### Problem:
Reproduce the material word for word; the images stay out.

### Source records:
::::

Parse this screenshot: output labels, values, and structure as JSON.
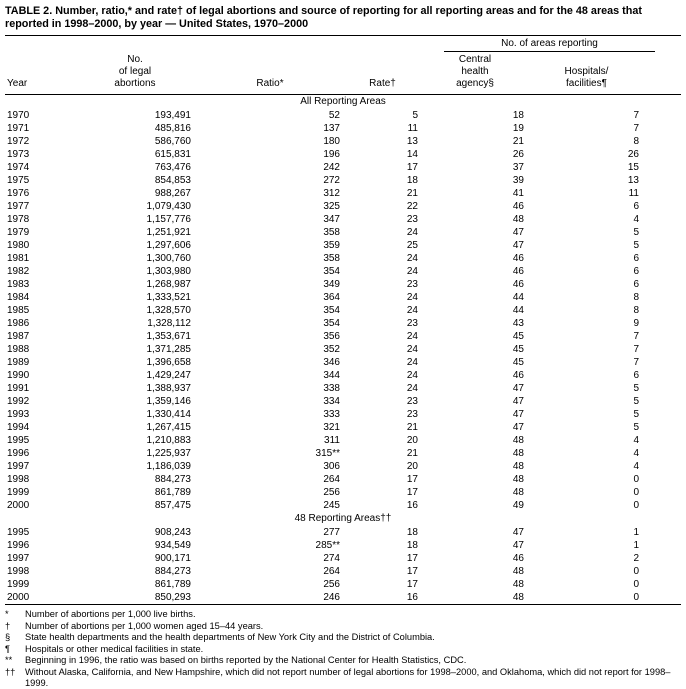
{
  "title": "TABLE 2. Number, ratio,* and rate† of legal abortions and source of reporting for all reporting areas and for the 48 areas that reported in 1998–2000, by year — United States, 1970–2000",
  "table": {
    "spanner": "No. of areas reporting",
    "columns": {
      "year": "Year",
      "abortions": "No.\nof legal\nabortions",
      "ratio": "Ratio*",
      "rate": "Rate†",
      "agency": "Central\nhealth\nagency§",
      "hospitals": "Hospitals/\nfacilities¶"
    },
    "sections": [
      {
        "label": "All Reporting Areas",
        "rows": [
          [
            "1970",
            "193,491",
            "52",
            "5",
            "18",
            "7"
          ],
          [
            "1971",
            "485,816",
            "137",
            "11",
            "19",
            "7"
          ],
          [
            "1972",
            "586,760",
            "180",
            "13",
            "21",
            "8"
          ],
          [
            "1973",
            "615,831",
            "196",
            "14",
            "26",
            "26"
          ],
          [
            "1974",
            "763,476",
            "242",
            "17",
            "37",
            "15"
          ],
          [
            "1975",
            "854,853",
            "272",
            "18",
            "39",
            "13"
          ],
          [
            "1976",
            "988,267",
            "312",
            "21",
            "41",
            "11"
          ],
          [
            "1977",
            "1,079,430",
            "325",
            "22",
            "46",
            "6"
          ],
          [
            "1978",
            "1,157,776",
            "347",
            "23",
            "48",
            "4"
          ],
          [
            "1979",
            "1,251,921",
            "358",
            "24",
            "47",
            "5"
          ],
          [
            "1980",
            "1,297,606",
            "359",
            "25",
            "47",
            "5"
          ],
          [
            "1981",
            "1,300,760",
            "358",
            "24",
            "46",
            "6"
          ],
          [
            "1982",
            "1,303,980",
            "354",
            "24",
            "46",
            "6"
          ],
          [
            "1983",
            "1,268,987",
            "349",
            "23",
            "46",
            "6"
          ],
          [
            "1984",
            "1,333,521",
            "364",
            "24",
            "44",
            "8"
          ],
          [
            "1985",
            "1,328,570",
            "354",
            "24",
            "44",
            "8"
          ],
          [
            "1986",
            "1,328,112",
            "354",
            "23",
            "43",
            "9"
          ],
          [
            "1987",
            "1,353,671",
            "356",
            "24",
            "45",
            "7"
          ],
          [
            "1988",
            "1,371,285",
            "352",
            "24",
            "45",
            "7"
          ],
          [
            "1989",
            "1,396,658",
            "346",
            "24",
            "45",
            "7"
          ],
          [
            "1990",
            "1,429,247",
            "344",
            "24",
            "46",
            "6"
          ],
          [
            "1991",
            "1,388,937",
            "338",
            "24",
            "47",
            "5"
          ],
          [
            "1992",
            "1,359,146",
            "334",
            "23",
            "47",
            "5"
          ],
          [
            "1993",
            "1,330,414",
            "333",
            "23",
            "47",
            "5"
          ],
          [
            "1994",
            "1,267,415",
            "321",
            "21",
            "47",
            "5"
          ],
          [
            "1995",
            "1,210,883",
            "311",
            "20",
            "48",
            "4"
          ],
          [
            "1996",
            "1,225,937",
            "315**",
            "21",
            "48",
            "4"
          ],
          [
            "1997",
            "1,186,039",
            "306",
            "20",
            "48",
            "4"
          ],
          [
            "1998",
            "884,273",
            "264",
            "17",
            "48",
            "0"
          ],
          [
            "1999",
            "861,789",
            "256",
            "17",
            "48",
            "0"
          ],
          [
            "2000",
            "857,475",
            "245",
            "16",
            "49",
            "0"
          ]
        ]
      },
      {
        "label": "48 Reporting Areas††",
        "rows": [
          [
            "1995",
            "908,243",
            "277",
            "18",
            "47",
            "1"
          ],
          [
            "1996",
            "934,549",
            "285**",
            "18",
            "47",
            "1"
          ],
          [
            "1997",
            "900,171",
            "274",
            "17",
            "46",
            "2"
          ],
          [
            "1998",
            "884,273",
            "264",
            "17",
            "48",
            "0"
          ],
          [
            "1999",
            "861,789",
            "256",
            "17",
            "48",
            "0"
          ],
          [
            "2000",
            "850,293",
            "246",
            "16",
            "48",
            "0"
          ]
        ]
      }
    ]
  },
  "footnotes": [
    {
      "symbol": "*",
      "text": "Number of abortions per 1,000 live births."
    },
    {
      "symbol": "†",
      "text": "Number of abortions per 1,000 women aged 15–44 years."
    },
    {
      "symbol": "§",
      "text": "State health departments and the health departments of New York City and the District of Columbia."
    },
    {
      "symbol": "¶",
      "text": "Hospitals or other medical facilities in state."
    },
    {
      "symbol": "**",
      "text": "Beginning in 1996, the ratio was based on births reported by the National Center for Health Statistics, CDC."
    },
    {
      "symbol": "††",
      "text": "Without Alaska, California, and New Hampshire, which did not report number of legal abortions for 1998–2000, and Oklahoma, which did not report for 1998–1999."
    }
  ]
}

::::

### Reply:
Parse this screenshot: output labels, values, and structure as JSON.
{
  "title": "TABLE 2. Number, ratio,* and rate† of legal abortions and source of reporting for all reporting areas and for the 48 areas that reported in 1998–2000, by year — United States, 1970–2000",
  "table": {
    "spanner": "No. of areas reporting",
    "columns": {
      "year": "Year",
      "abortions": "No.\nof legal\nabortions",
      "ratio": "Ratio*",
      "rate": "Rate†",
      "agency": "Central\nhealth\nagency§",
      "hospitals": "Hospitals/\nfacilities¶"
    },
    "sections": [
      {
        "label": "All Reporting Areas",
        "rows": [
          [
            "1970",
            "193,491",
            "52",
            "5",
            "18",
            "7"
          ],
          [
            "1971",
            "485,816",
            "137",
            "11",
            "19",
            "7"
          ],
          [
            "1972",
            "586,760",
            "180",
            "13",
            "21",
            "8"
          ],
          [
            "1973",
            "615,831",
            "196",
            "14",
            "26",
            "26"
          ],
          [
            "1974",
            "763,476",
            "242",
            "17",
            "37",
            "15"
          ],
          [
            "1975",
            "854,853",
            "272",
            "18",
            "39",
            "13"
          ],
          [
            "1976",
            "988,267",
            "312",
            "21",
            "41",
            "11"
          ],
          [
            "1977",
            "1,079,430",
            "325",
            "22",
            "46",
            "6"
          ],
          [
            "1978",
            "1,157,776",
            "347",
            "23",
            "48",
            "4"
          ],
          [
            "1979",
            "1,251,921",
            "358",
            "24",
            "47",
            "5"
          ],
          [
            "1980",
            "1,297,606",
            "359",
            "25",
            "47",
            "5"
          ],
          [
            "1981",
            "1,300,760",
            "358",
            "24",
            "46",
            "6"
          ],
          [
            "1982",
            "1,303,980",
            "354",
            "24",
            "46",
            "6"
          ],
          [
            "1983",
            "1,268,987",
            "349",
            "23",
            "46",
            "6"
          ],
          [
            "1984",
            "1,333,521",
            "364",
            "24",
            "44",
            "8"
          ],
          [
            "1985",
            "1,328,570",
            "354",
            "24",
            "44",
            "8"
          ],
          [
            "1986",
            "1,328,112",
            "354",
            "23",
            "43",
            "9"
          ],
          [
            "1987",
            "1,353,671",
            "356",
            "24",
            "45",
            "7"
          ],
          [
            "1988",
            "1,371,285",
            "352",
            "24",
            "45",
            "7"
          ],
          [
            "1989",
            "1,396,658",
            "346",
            "24",
            "45",
            "7"
          ],
          [
            "1990",
            "1,429,247",
            "344",
            "24",
            "46",
            "6"
          ],
          [
            "1991",
            "1,388,937",
            "338",
            "24",
            "47",
            "5"
          ],
          [
            "1992",
            "1,359,146",
            "334",
            "23",
            "47",
            "5"
          ],
          [
            "1993",
            "1,330,414",
            "333",
            "23",
            "47",
            "5"
          ],
          [
            "1994",
            "1,267,415",
            "321",
            "21",
            "47",
            "5"
          ],
          [
            "1995",
            "1,210,883",
            "311",
            "20",
            "48",
            "4"
          ],
          [
            "1996",
            "1,225,937",
            "315**",
            "21",
            "48",
            "4"
          ],
          [
            "1997",
            "1,186,039",
            "306",
            "20",
            "48",
            "4"
          ],
          [
            "1998",
            "884,273",
            "264",
            "17",
            "48",
            "0"
          ],
          [
            "1999",
            "861,789",
            "256",
            "17",
            "48",
            "0"
          ],
          [
            "2000",
            "857,475",
            "245",
            "16",
            "49",
            "0"
          ]
        ]
      },
      {
        "label": "48 Reporting Areas††",
        "rows": [
          [
            "1995",
            "908,243",
            "277",
            "18",
            "47",
            "1"
          ],
          [
            "1996",
            "934,549",
            "285**",
            "18",
            "47",
            "1"
          ],
          [
            "1997",
            "900,171",
            "274",
            "17",
            "46",
            "2"
          ],
          [
            "1998",
            "884,273",
            "264",
            "17",
            "48",
            "0"
          ],
          [
            "1999",
            "861,789",
            "256",
            "17",
            "48",
            "0"
          ],
          [
            "2000",
            "850,293",
            "246",
            "16",
            "48",
            "0"
          ]
        ]
      }
    ]
  },
  "footnotes": [
    {
      "symbol": "*",
      "text": "Number of abortions per 1,000 live births."
    },
    {
      "symbol": "†",
      "text": "Number of abortions per 1,000 women aged 15–44 years."
    },
    {
      "symbol": "§",
      "text": "State health departments and the health departments of New York City and the District of Columbia."
    },
    {
      "symbol": "¶",
      "text": "Hospitals or other medical facilities in state."
    },
    {
      "symbol": "**",
      "text": "Beginning in 1996, the ratio was based on births reported by the National Center for Health Statistics, CDC."
    },
    {
      "symbol": "††",
      "text": "Without Alaska, California, and New Hampshire, which did not report number of legal abortions for 1998–2000, and Oklahoma, which did not report for 1998–1999."
    }
  ]
}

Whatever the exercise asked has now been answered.